**Material provided:**
>> BEGIN

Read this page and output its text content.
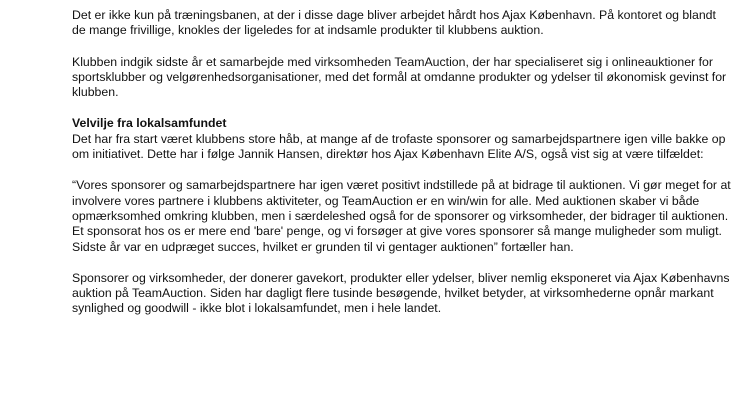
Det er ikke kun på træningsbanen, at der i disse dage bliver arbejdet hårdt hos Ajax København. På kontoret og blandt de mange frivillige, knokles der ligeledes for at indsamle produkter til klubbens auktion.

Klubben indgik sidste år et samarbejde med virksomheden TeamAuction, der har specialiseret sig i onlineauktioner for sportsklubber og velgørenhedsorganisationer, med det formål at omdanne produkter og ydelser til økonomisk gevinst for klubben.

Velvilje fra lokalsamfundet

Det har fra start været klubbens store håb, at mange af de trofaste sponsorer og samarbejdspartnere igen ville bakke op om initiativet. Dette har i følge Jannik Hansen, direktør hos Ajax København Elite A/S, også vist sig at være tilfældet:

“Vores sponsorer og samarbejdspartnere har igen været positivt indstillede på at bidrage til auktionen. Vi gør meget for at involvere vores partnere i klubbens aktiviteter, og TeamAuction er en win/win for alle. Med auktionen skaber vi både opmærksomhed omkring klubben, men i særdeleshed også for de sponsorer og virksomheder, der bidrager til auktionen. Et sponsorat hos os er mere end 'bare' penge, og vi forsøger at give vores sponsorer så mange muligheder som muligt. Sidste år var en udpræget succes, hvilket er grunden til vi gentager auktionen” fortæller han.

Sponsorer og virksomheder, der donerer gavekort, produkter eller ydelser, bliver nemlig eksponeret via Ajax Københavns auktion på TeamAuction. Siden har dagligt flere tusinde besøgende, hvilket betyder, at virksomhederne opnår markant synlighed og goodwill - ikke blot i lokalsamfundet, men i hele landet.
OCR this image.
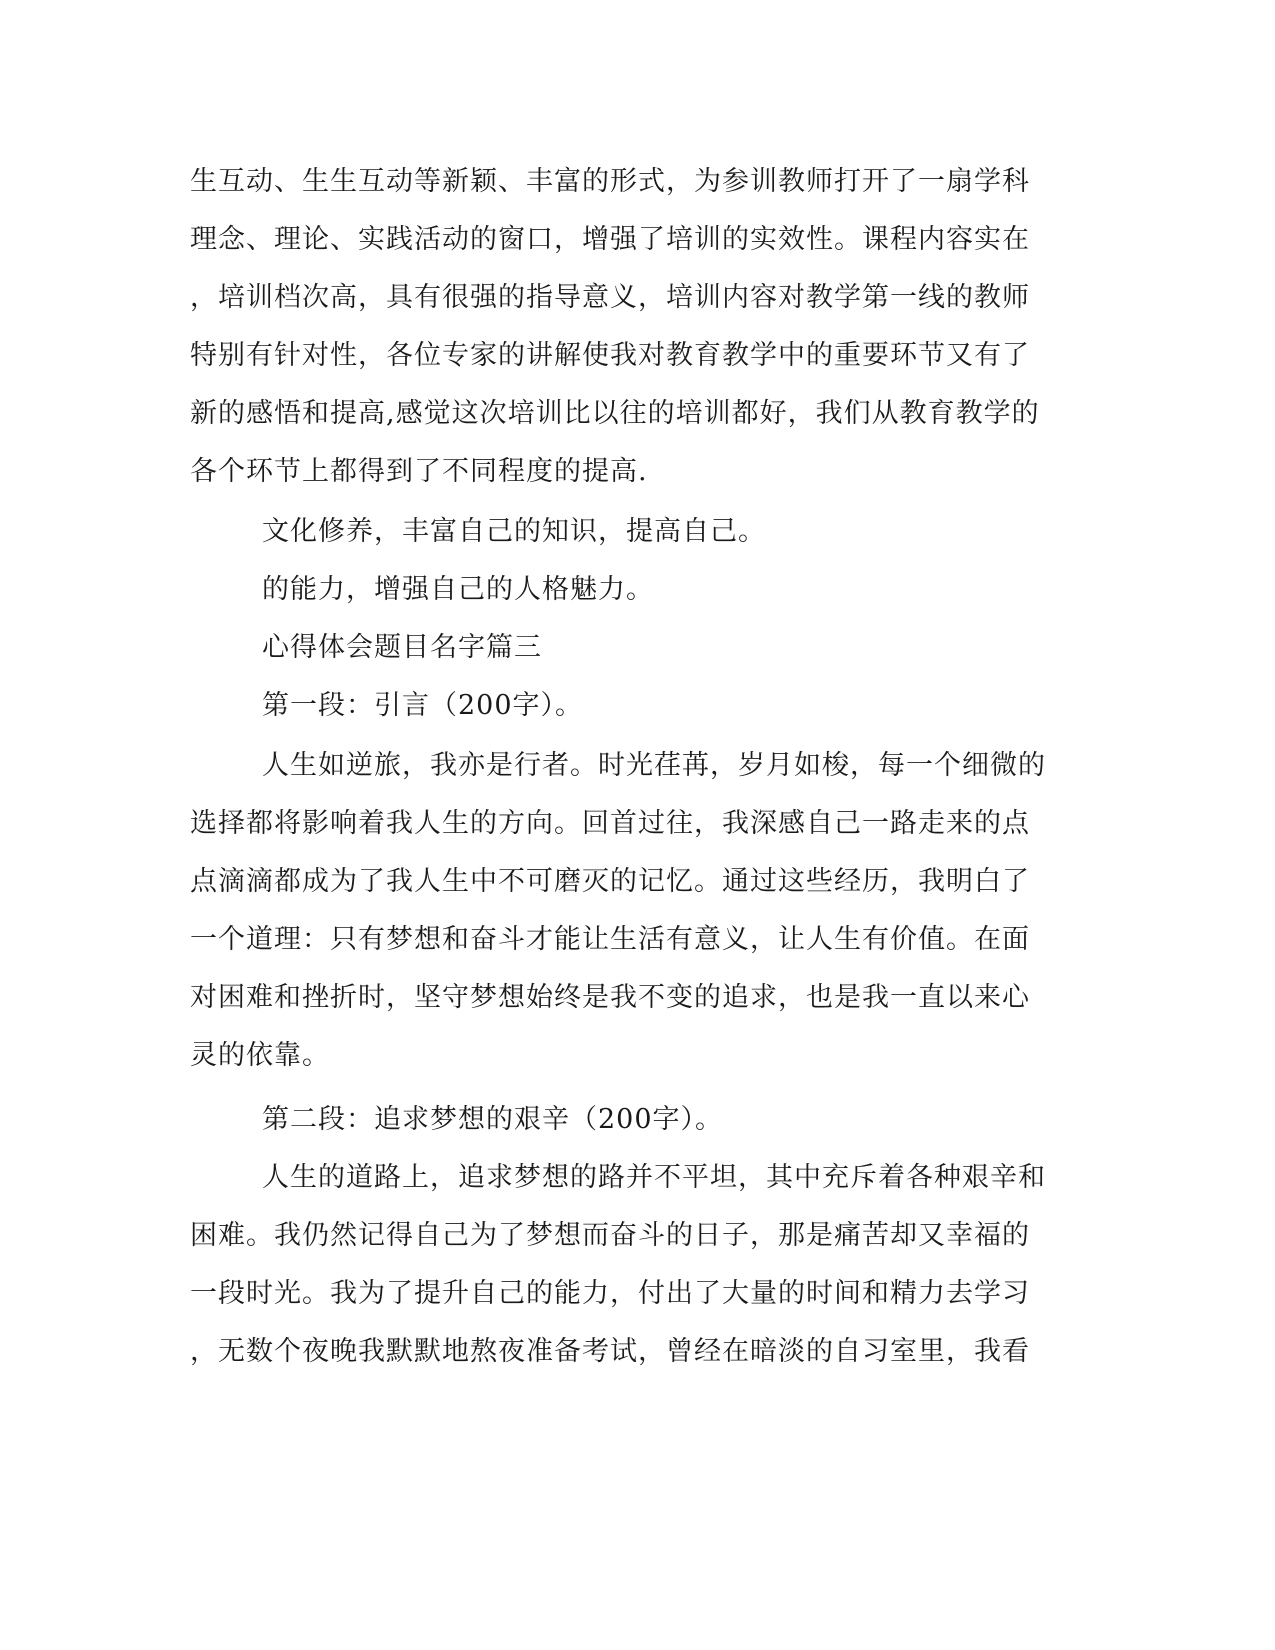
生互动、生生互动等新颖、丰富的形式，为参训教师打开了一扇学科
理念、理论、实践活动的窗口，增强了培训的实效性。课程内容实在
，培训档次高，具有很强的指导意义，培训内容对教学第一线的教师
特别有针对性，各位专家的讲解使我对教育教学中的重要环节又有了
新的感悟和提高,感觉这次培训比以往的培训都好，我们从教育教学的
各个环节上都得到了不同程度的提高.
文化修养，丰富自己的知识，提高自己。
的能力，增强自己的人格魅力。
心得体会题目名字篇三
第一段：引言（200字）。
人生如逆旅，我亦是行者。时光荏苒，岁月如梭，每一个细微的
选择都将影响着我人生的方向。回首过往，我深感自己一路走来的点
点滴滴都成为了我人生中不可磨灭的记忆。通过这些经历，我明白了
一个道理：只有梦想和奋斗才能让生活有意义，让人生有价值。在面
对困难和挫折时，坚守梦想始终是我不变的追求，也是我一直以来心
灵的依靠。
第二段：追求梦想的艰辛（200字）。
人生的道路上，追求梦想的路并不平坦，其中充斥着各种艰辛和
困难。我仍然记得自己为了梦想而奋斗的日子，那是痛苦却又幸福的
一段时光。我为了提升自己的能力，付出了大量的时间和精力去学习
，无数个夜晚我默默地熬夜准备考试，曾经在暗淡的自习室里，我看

>> END

**Given exercise:** Repeat the material above verbatim, with no pictures in the output.

**Exercise result:**
Read this page and output its text content.
Det er ikke kun på træningsbanen, at der i disse dage bliver arbejdet hårdt hos Ajax København. På kontoret og blandt de mange frivillige, knokles der ligeledes for at indsamle produkter til klubbens auktion.

Klubben indgik sidste år et samarbejde med virksomheden TeamAuction, der har specialiseret sig i onlineauktioner for sportsklubber og velgørenhedsorganisationer, med det formål at omdanne produkter og ydelser til økonomisk gevinst for klubben.

Velvilje fra lokalsamfundet

Det har fra start været klubbens store håb, at mange af de trofaste sponsorer og samarbejdspartnere igen ville bakke op om initiativet. Dette har i følge Jannik Hansen, direktør hos Ajax København Elite A/S, også vist sig at være tilfældet:

“Vores sponsorer og samarbejdspartnere har igen været positivt indstillede på at bidrage til auktionen. Vi gør meget for at involvere vores partnere i klubbens aktiviteter, og TeamAuction er en win/win for alle. Med auktionen skaber vi både opmærksomhed omkring klubben, men i særdeleshed også for de sponsorer og virksomheder, der bidrager til auktionen. Et sponsorat hos os er mere end 'bare' penge, og vi forsøger at give vores sponsorer så mange muligheder som muligt. Sidste år var en udpræget succes, hvilket er grunden til vi gentager auktionen” fortæller han.

Sponsorer og virksomheder, der donerer gavekort, produkter eller ydelser, bliver nemlig eksponeret via Ajax Københavns auktion på TeamAuction. Siden har dagligt flere tusinde besøgende, hvilket betyder, at virksomhederne opnår markant synlighed og goodwill - ikke blot i lokalsamfundet, men i hele landet.
OCR this image.
生互动、生生互动等新颖、丰富的形式，为参训教师打开了一扇学科
理念、理论、实践活动的窗口，增强了培训的实效性。课程内容实在
，培训档次高，具有很强的指导意义，培训内容对教学第一线的教师
特别有针对性，各位专家的讲解使我对教育教学中的重要环节又有了
新的感悟和提高,感觉这次培训比以往的培训都好，我们从教育教学的
各个环节上都得到了不同程度的提高.
文化修养，丰富自己的知识，提高自己。
的能力，增强自己的人格魅力。
心得体会题目名字篇三
第一段：引言（200字）。
人生如逆旅，我亦是行者。时光荏苒，岁月如梭，每一个细微的
选择都将影响着我人生的方向。回首过往，我深感自己一路走来的点
点滴滴都成为了我人生中不可磨灭的记忆。通过这些经历，我明白了
一个道理：只有梦想和奋斗才能让生活有意义，让人生有价值。在面
对困难和挫折时，坚守梦想始终是我不变的追求，也是我一直以来心
灵的依靠。
第二段：追求梦想的艰辛（200字）。
人生的道路上，追求梦想的路并不平坦，其中充斥着各种艰辛和
困难。我仍然记得自己为了梦想而奋斗的日子，那是痛苦却又幸福的
一段时光。我为了提升自己的能力，付出了大量的时间和精力去学习
，无数个夜晚我默默地熬夜准备考试，曾经在暗淡的自习室里，我看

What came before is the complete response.